▸ **Extract**:
==============================

Maybe I’m barking up the wrong tree. Maybe if you had $15K handed to you today you’d go out and buy your kids the same playground. Why not? Its your money. Spending it on an indulgent luxury like that would be a very good (Republican) thing to do after all.
Mountain out of a molehill? Maybe. But I wonder if back in his “community organizer” days Obama would say the same thing about rich white Republicans who bought their children $15K playgrounds?
Think of it as economic stimulus. (And I believe that Obama has made a lot of money recently from royalties from his book, so he can afford it. Incidentally, did you complain about GWB’s trips to his made-for-TV ranch while he was President? The ranch he bought for the Presidency, spent a record number of days at ‘on vacation’, and sold as soon as he no longer needed to play cowboy?)
Not sure why you assume that Obama’s disbelievers are, ipso facto, Bush supporters. Putting my own views of Bush aside, I do not think historians will look back on his tenure as a period of hero worship by the right. I don’t even think historians will characterize the Reagan era as such. Reagan was perhaps admired, but never worshiped.
The Obama campaign and these early days of his presidency will absolutely be characterized as dark days in American democracy, where the people reverted to Old World medieval subjugation to an imaginary philosopher King, savior, or whatever you want to call him. I do not even think that Obama himself did much to cultivate his cult of personality, the media and non-thinking elites (finger point) did that for him. Compare his image to Gore, Kerry, or Clinton; you’re going to tell me the way half of the country feels about Obama is not an unhealthy mutation of worship? Why should it be simply excess jubilation at the fact the powerful federal government is now headed by someone (you hope) is better than the last guy? You still have a man in possession of more power over other men than any man should have. You better keep an eye on that man.
For example, last night let’s take Obama’s answer as to why he need days to say something about AIG, to paraphrase, he needed time to think. Many on the left are applauding that answer, saying Obama “slapped” the reporter. Odd, because those same on the left expected Bush to immediately react when told of 9/11 and mock him for sitting silent in front of school children he was visiting at the time. Michael Moore made a whole movie mocking a man for taking time to think. When Obama needs days to address a relatively simple issue of right or wrong, he’s still a God.

==============================

Items listed in a dataset:
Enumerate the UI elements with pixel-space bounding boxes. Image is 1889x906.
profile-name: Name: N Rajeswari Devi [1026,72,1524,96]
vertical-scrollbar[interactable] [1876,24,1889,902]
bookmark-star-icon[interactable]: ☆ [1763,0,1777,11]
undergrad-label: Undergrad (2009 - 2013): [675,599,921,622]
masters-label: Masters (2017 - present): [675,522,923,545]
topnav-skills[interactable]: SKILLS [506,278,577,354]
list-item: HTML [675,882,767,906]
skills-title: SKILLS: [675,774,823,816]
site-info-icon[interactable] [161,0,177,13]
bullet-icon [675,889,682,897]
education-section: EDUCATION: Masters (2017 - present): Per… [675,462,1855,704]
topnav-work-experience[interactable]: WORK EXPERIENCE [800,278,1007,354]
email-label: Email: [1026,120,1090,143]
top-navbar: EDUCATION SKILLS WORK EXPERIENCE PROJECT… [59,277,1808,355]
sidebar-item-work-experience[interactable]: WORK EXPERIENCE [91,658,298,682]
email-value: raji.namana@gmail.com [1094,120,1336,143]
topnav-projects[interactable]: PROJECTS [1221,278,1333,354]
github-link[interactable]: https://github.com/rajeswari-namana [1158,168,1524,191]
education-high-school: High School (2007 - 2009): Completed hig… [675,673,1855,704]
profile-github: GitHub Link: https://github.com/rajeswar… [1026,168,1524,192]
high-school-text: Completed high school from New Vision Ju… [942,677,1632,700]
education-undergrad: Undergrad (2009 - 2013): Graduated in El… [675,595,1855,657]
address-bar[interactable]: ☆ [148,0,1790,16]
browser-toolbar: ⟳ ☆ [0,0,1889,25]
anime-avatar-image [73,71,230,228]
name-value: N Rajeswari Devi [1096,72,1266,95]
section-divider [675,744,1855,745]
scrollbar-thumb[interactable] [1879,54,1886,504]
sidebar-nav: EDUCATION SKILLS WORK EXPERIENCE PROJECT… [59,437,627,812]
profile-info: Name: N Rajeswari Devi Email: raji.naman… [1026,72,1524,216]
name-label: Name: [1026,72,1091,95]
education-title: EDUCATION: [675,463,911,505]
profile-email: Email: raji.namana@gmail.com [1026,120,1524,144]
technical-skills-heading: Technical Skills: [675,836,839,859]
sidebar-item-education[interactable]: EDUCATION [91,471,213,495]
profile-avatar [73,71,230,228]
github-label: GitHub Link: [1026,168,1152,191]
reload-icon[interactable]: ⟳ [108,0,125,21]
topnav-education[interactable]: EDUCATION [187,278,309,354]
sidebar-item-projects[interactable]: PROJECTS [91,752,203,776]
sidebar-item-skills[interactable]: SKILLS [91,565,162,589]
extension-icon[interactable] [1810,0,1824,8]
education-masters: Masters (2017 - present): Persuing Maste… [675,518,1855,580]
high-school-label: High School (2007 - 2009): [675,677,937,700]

==============================

▸ **To do**:
a - Answer these questions using the discussion above:
(i) What price is given for the playground?
(ii) Which three figures does the writer name when asking readers to compare Obama's image?
(iii) Which subject did Obama say he needed days to address?
b - Translate this sentence from the discussion into Spanish: "Reagan was perhaps admired, but never worshiped."
c - Return the passage of the discussion from "Mountain out of" up to and including "children $15K playgrounds?".

▸ **Correct answers**:
a -
(i) $15K
(ii) Gore, Kerry, and Clinton
(iii) AIG

b - Reagan quizá fue admirado, pero nunca venerado.

c -
Mountain out of a molehill? Maybe. But I wonder if back in his “community organizer” days Obama would say the same thing about rich white Republicans who bought their children $15K playgrounds?